_Goal_
Repeat what the lines below say, word for word, and skip every image.

Figure record extracts
++++++
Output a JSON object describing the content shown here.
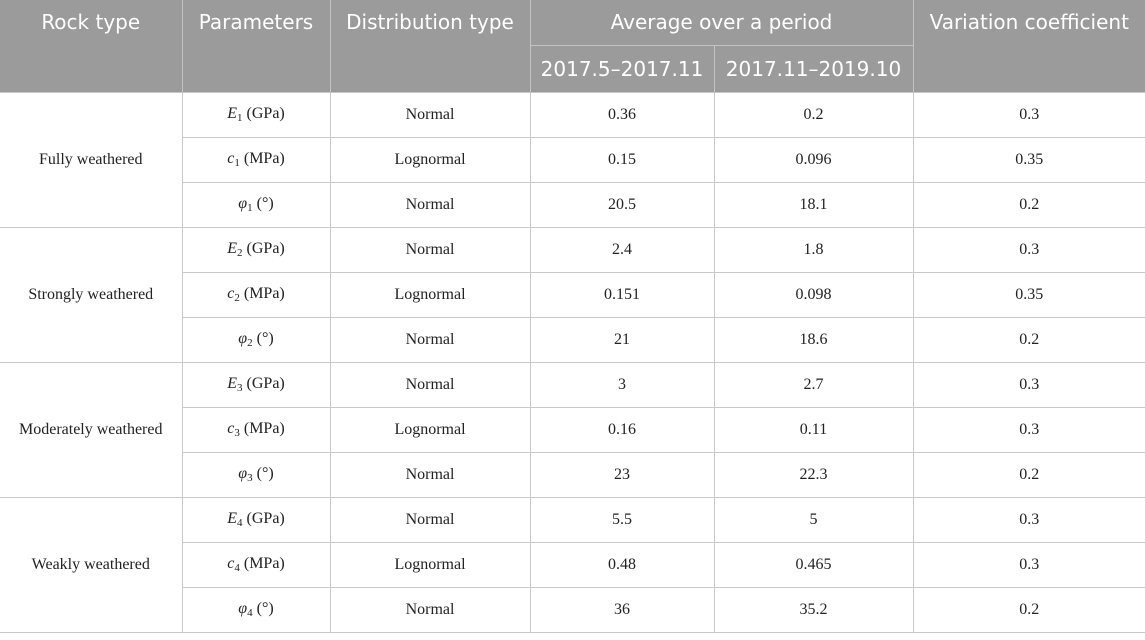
{
  "headers": {
    "rock_type": "Rock type",
    "parameters": "Parameters",
    "distribution_type": "Distribution type",
    "average_over_period": "Average over a period",
    "period1": "2017.5–2017.11",
    "period2": "2017.11–2019.10",
    "variation_coefficient": "Variation coefficient"
  },
  "groups": [
    {
      "rock_type": "Fully weathered",
      "rows": [
        {
          "symbol": "E",
          "sub": "1",
          "unit": " (GPa)",
          "distribution": "Normal",
          "avg1": "0.36",
          "avg2": "0.2",
          "cv": "0.3"
        },
        {
          "symbol": "c",
          "sub": "1",
          "unit": " (MPa)",
          "distribution": "Lognormal",
          "avg1": "0.15",
          "avg2": "0.096",
          "cv": "0.35"
        },
        {
          "symbol": "φ",
          "sub": "1",
          "unit": " (°)",
          "distribution": "Normal",
          "avg1": "20.5",
          "avg2": "18.1",
          "cv": "0.2"
        }
      ]
    },
    {
      "rock_type": "Strongly weathered",
      "rows": [
        {
          "symbol": "E",
          "sub": "2",
          "unit": " (GPa)",
          "distribution": "Normal",
          "avg1": "2.4",
          "avg2": "1.8",
          "cv": "0.3"
        },
        {
          "symbol": "c",
          "sub": "2",
          "unit": " (MPa)",
          "distribution": "Lognormal",
          "avg1": "0.151",
          "avg2": "0.098",
          "cv": "0.35"
        },
        {
          "symbol": "φ",
          "sub": "2",
          "unit": " (°)",
          "distribution": "Normal",
          "avg1": "21",
          "avg2": "18.6",
          "cv": "0.2"
        }
      ]
    },
    {
      "rock_type": "Moderately weathered",
      "rows": [
        {
          "symbol": "E",
          "sub": "3",
          "unit": " (GPa)",
          "distribution": "Normal",
          "avg1": "3",
          "avg2": "2.7",
          "cv": "0.3"
        },
        {
          "symbol": "c",
          "sub": "3",
          "unit": " (MPa)",
          "distribution": "Lognormal",
          "avg1": "0.16",
          "avg2": "0.11",
          "cv": "0.3"
        },
        {
          "symbol": "φ",
          "sub": "3",
          "unit": " (°)",
          "distribution": "Normal",
          "avg1": "23",
          "avg2": "22.3",
          "cv": "0.2"
        }
      ]
    },
    {
      "rock_type": "Weakly weathered",
      "rows": [
        {
          "symbol": "E",
          "sub": "4",
          "unit": " (GPa)",
          "distribution": "Normal",
          "avg1": "5.5",
          "avg2": "5",
          "cv": "0.3"
        },
        {
          "symbol": "c",
          "sub": "4",
          "unit": " (MPa)",
          "distribution": "Lognormal",
          "avg1": "0.48",
          "avg2": "0.465",
          "cv": "0.3"
        },
        {
          "symbol": "φ",
          "sub": "4",
          "unit": " (°)",
          "distribution": "Normal",
          "avg1": "36",
          "avg2": "35.2",
          "cv": "0.2"
        }
      ]
    }
  ]
}
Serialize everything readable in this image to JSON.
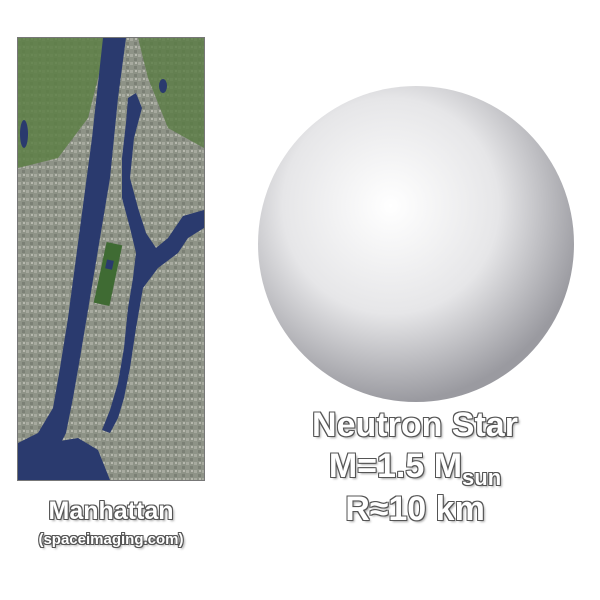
{
  "map": {
    "label": "Manhattan",
    "source": "(spaceimaging.com)",
    "colors": {
      "water": "#2a3a6e",
      "city": "#8e9387",
      "park": "#4e7a3a",
      "urban_light": "#b4b6ad"
    }
  },
  "neutron_star": {
    "title": "Neutron Star",
    "mass_prefix": "M=1.5 M",
    "mass_subscript": "sun",
    "radius": "R≈10 km",
    "colors": {
      "highlight": "#ffffff",
      "shade": "#9a9aa0"
    }
  }
}
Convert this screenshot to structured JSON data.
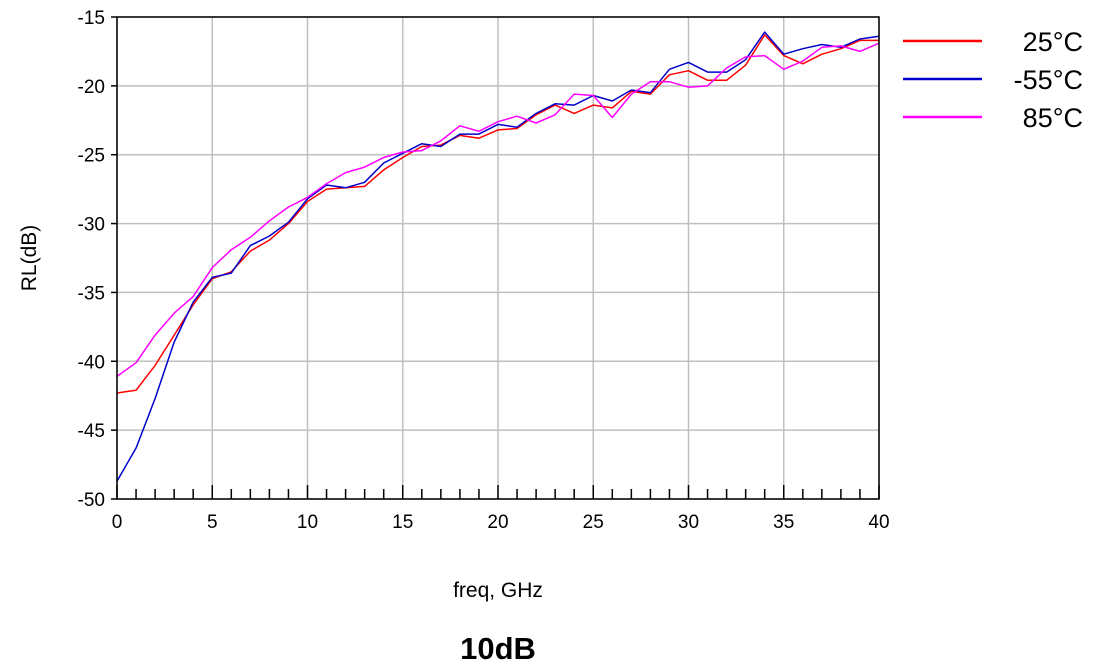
{
  "chart_data": {
    "type": "line",
    "xlabel": "freq, GHz",
    "ylabel": "RL(dB)",
    "caption": "10dB",
    "xlim": [
      0,
      40
    ],
    "ylim": [
      -50,
      -15
    ],
    "xticks": [
      0,
      5,
      10,
      15,
      20,
      25,
      30,
      35,
      40
    ],
    "yticks": [
      -15,
      -20,
      -25,
      -30,
      -35,
      -40,
      -45,
      -50
    ],
    "grid": true,
    "legend_position": "right-top",
    "x": [
      0,
      1,
      2,
      3,
      4,
      5,
      6,
      7,
      8,
      9,
      10,
      11,
      12,
      13,
      14,
      15,
      16,
      17,
      18,
      19,
      20,
      21,
      22,
      23,
      24,
      25,
      26,
      27,
      28,
      29,
      30,
      31,
      32,
      33,
      34,
      35,
      36,
      37,
      38,
      39,
      40
    ],
    "series": [
      {
        "name": "25°C",
        "color": "#ff0000",
        "values": [
          -42.3,
          -42.1,
          -40.3,
          -38.1,
          -35.9,
          -34.0,
          -33.5,
          -32.0,
          -31.2,
          -30.0,
          -28.4,
          -27.5,
          -27.4,
          -27.3,
          -26.1,
          -25.2,
          -24.4,
          -24.3,
          -23.6,
          -23.8,
          -23.2,
          -23.1,
          -22.1,
          -21.4,
          -22.0,
          -21.4,
          -21.6,
          -20.4,
          -20.6,
          -19.2,
          -18.9,
          -19.6,
          -19.6,
          -18.5,
          -16.3,
          -17.8,
          -18.4,
          -17.7,
          -17.3,
          -16.7,
          -16.7
        ]
      },
      {
        "name": "-55°C",
        "color": "#0000cc",
        "values": [
          -48.7,
          -46.3,
          -42.7,
          -38.6,
          -35.7,
          -33.9,
          -33.6,
          -31.6,
          -30.9,
          -29.9,
          -28.2,
          -27.2,
          -27.4,
          -27.0,
          -25.6,
          -24.9,
          -24.2,
          -24.4,
          -23.5,
          -23.5,
          -22.8,
          -23.0,
          -22.0,
          -21.3,
          -21.4,
          -20.7,
          -21.1,
          -20.3,
          -20.5,
          -18.8,
          -18.3,
          -19.0,
          -19.0,
          -18.1,
          -16.1,
          -17.7,
          -17.3,
          -17.0,
          -17.2,
          -16.6,
          -16.4
        ]
      },
      {
        "name": "85°C",
        "color": "#ff00ff",
        "values": [
          -41.1,
          -40.1,
          -38.1,
          -36.5,
          -35.3,
          -33.2,
          -31.9,
          -31.0,
          -29.8,
          -28.8,
          -28.1,
          -27.1,
          -26.3,
          -25.9,
          -25.2,
          -24.8,
          -24.7,
          -24.0,
          -22.9,
          -23.3,
          -22.6,
          -22.2,
          -22.7,
          -22.1,
          -20.6,
          -20.7,
          -22.3,
          -20.6,
          -19.7,
          -19.7,
          -20.1,
          -20.0,
          -18.7,
          -17.9,
          -17.8,
          -18.8,
          -18.2,
          -17.2,
          -17.1,
          -17.5,
          -16.9
        ]
      }
    ]
  }
}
++++++
_Complete output_
Output a JSON object describing the content shown here.
{
  "headers": {
    "rock_type": "Rock type",
    "parameters": "Parameters",
    "distribution_type": "Distribution type",
    "average_over_period": "Average over a period",
    "period1": "2017.5–2017.11",
    "period2": "2017.11–2019.10",
    "variation_coefficient": "Variation coefficient"
  },
  "groups": [
    {
      "rock_type": "Fully weathered",
      "rows": [
        {
          "symbol": "E",
          "sub": "1",
          "unit": " (GPa)",
          "distribution": "Normal",
          "avg1": "0.36",
          "avg2": "0.2",
          "cv": "0.3"
        },
        {
          "symbol": "c",
          "sub": "1",
          "unit": " (MPa)",
          "distribution": "Lognormal",
          "avg1": "0.15",
          "avg2": "0.096",
          "cv": "0.35"
        },
        {
          "symbol": "φ",
          "sub": "1",
          "unit": " (°)",
          "distribution": "Normal",
          "avg1": "20.5",
          "avg2": "18.1",
          "cv": "0.2"
        }
      ]
    },
    {
      "rock_type": "Strongly weathered",
      "rows": [
        {
          "symbol": "E",
          "sub": "2",
          "unit": " (GPa)",
          "distribution": "Normal",
          "avg1": "2.4",
          "avg2": "1.8",
          "cv": "0.3"
        },
        {
          "symbol": "c",
          "sub": "2",
          "unit": " (MPa)",
          "distribution": "Lognormal",
          "avg1": "0.151",
          "avg2": "0.098",
          "cv": "0.35"
        },
        {
          "symbol": "φ",
          "sub": "2",
          "unit": " (°)",
          "distribution": "Normal",
          "avg1": "21",
          "avg2": "18.6",
          "cv": "0.2"
        }
      ]
    },
    {
      "rock_type": "Moderately weathered",
      "rows": [
        {
          "symbol": "E",
          "sub": "3",
          "unit": " (GPa)",
          "distribution": "Normal",
          "avg1": "3",
          "avg2": "2.7",
          "cv": "0.3"
        },
        {
          "symbol": "c",
          "sub": "3",
          "unit": " (MPa)",
          "distribution": "Lognormal",
          "avg1": "0.16",
          "avg2": "0.11",
          "cv": "0.3"
        },
        {
          "symbol": "φ",
          "sub": "3",
          "unit": " (°)",
          "distribution": "Normal",
          "avg1": "23",
          "avg2": "22.3",
          "cv": "0.2"
        }
      ]
    },
    {
      "rock_type": "Weakly weathered",
      "rows": [
        {
          "symbol": "E",
          "sub": "4",
          "unit": " (GPa)",
          "distribution": "Normal",
          "avg1": "5.5",
          "avg2": "5",
          "cv": "0.3"
        },
        {
          "symbol": "c",
          "sub": "4",
          "unit": " (MPa)",
          "distribution": "Lognormal",
          "avg1": "0.48",
          "avg2": "0.465",
          "cv": "0.3"
        },
        {
          "symbol": "φ",
          "sub": "4",
          "unit": " (°)",
          "distribution": "Normal",
          "avg1": "36",
          "avg2": "35.2",
          "cv": "0.2"
        }
      ]
    }
  ]
}
Serialize everything readable in this image to JSON.
{
  "map": {
    "label": "Manhattan",
    "source": "(spaceimaging.com)",
    "colors": {
      "water": "#2a3a6e",
      "city": "#8e9387",
      "park": "#4e7a3a",
      "urban_light": "#b4b6ad"
    }
  },
  "neutron_star": {
    "title": "Neutron Star",
    "mass_prefix": "M=1.5 M",
    "mass_subscript": "sun",
    "radius": "R≈10 km",
    "colors": {
      "highlight": "#ffffff",
      "shade": "#9a9aa0"
    }
  }
}
Convert this screenshot to structured JSON data.
{
  "chart_data": {
    "type": "line",
    "xlabel": "freq, GHz",
    "ylabel": "RL(dB)",
    "caption": "10dB",
    "xlim": [
      0,
      40
    ],
    "ylim": [
      -50,
      -15
    ],
    "xticks": [
      0,
      5,
      10,
      15,
      20,
      25,
      30,
      35,
      40
    ],
    "yticks": [
      -15,
      -20,
      -25,
      -30,
      -35,
      -40,
      -45,
      -50
    ],
    "grid": true,
    "legend_position": "right-top",
    "x": [
      0,
      1,
      2,
      3,
      4,
      5,
      6,
      7,
      8,
      9,
      10,
      11,
      12,
      13,
      14,
      15,
      16,
      17,
      18,
      19,
      20,
      21,
      22,
      23,
      24,
      25,
      26,
      27,
      28,
      29,
      30,
      31,
      32,
      33,
      34,
      35,
      36,
      37,
      38,
      39,
      40
    ],
    "series": [
      {
        "name": "25°C",
        "color": "#ff0000",
        "values": [
          -42.3,
          -42.1,
          -40.3,
          -38.1,
          -35.9,
          -34.0,
          -33.5,
          -32.0,
          -31.2,
          -30.0,
          -28.4,
          -27.5,
          -27.4,
          -27.3,
          -26.1,
          -25.2,
          -24.4,
          -24.3,
          -23.6,
          -23.8,
          -23.2,
          -23.1,
          -22.1,
          -21.4,
          -22.0,
          -21.4,
          -21.6,
          -20.4,
          -20.6,
          -19.2,
          -18.9,
          -19.6,
          -19.6,
          -18.5,
          -16.3,
          -17.8,
          -18.4,
          -17.7,
          -17.3,
          -16.7,
          -16.7
        ]
      },
      {
        "name": "-55°C",
        "color": "#0000cc",
        "values": [
          -48.7,
          -46.3,
          -42.7,
          -38.6,
          -35.7,
          -33.9,
          -33.6,
          -31.6,
          -30.9,
          -29.9,
          -28.2,
          -27.2,
          -27.4,
          -27.0,
          -25.6,
          -24.9,
          -24.2,
          -24.4,
          -23.5,
          -23.5,
          -22.8,
          -23.0,
          -22.0,
          -21.3,
          -21.4,
          -20.7,
          -21.1,
          -20.3,
          -20.5,
          -18.8,
          -18.3,
          -19.0,
          -19.0,
          -18.1,
          -16.1,
          -17.7,
          -17.3,
          -17.0,
          -17.2,
          -16.6,
          -16.4
        ]
      },
      {
        "name": "85°C",
        "color": "#ff00ff",
        "values": [
          -41.1,
          -40.1,
          -38.1,
          -36.5,
          -35.3,
          -33.2,
          -31.9,
          -31.0,
          -29.8,
          -28.8,
          -28.1,
          -27.1,
          -26.3,
          -25.9,
          -25.2,
          -24.8,
          -24.7,
          -24.0,
          -22.9,
          -23.3,
          -22.6,
          -22.2,
          -22.7,
          -22.1,
          -20.6,
          -20.7,
          -22.3,
          -20.6,
          -19.7,
          -19.7,
          -20.1,
          -20.0,
          -18.7,
          -17.9,
          -17.8,
          -18.8,
          -18.2,
          -17.2,
          -17.1,
          -17.5,
          -16.9
        ]
      }
    ]
  }
}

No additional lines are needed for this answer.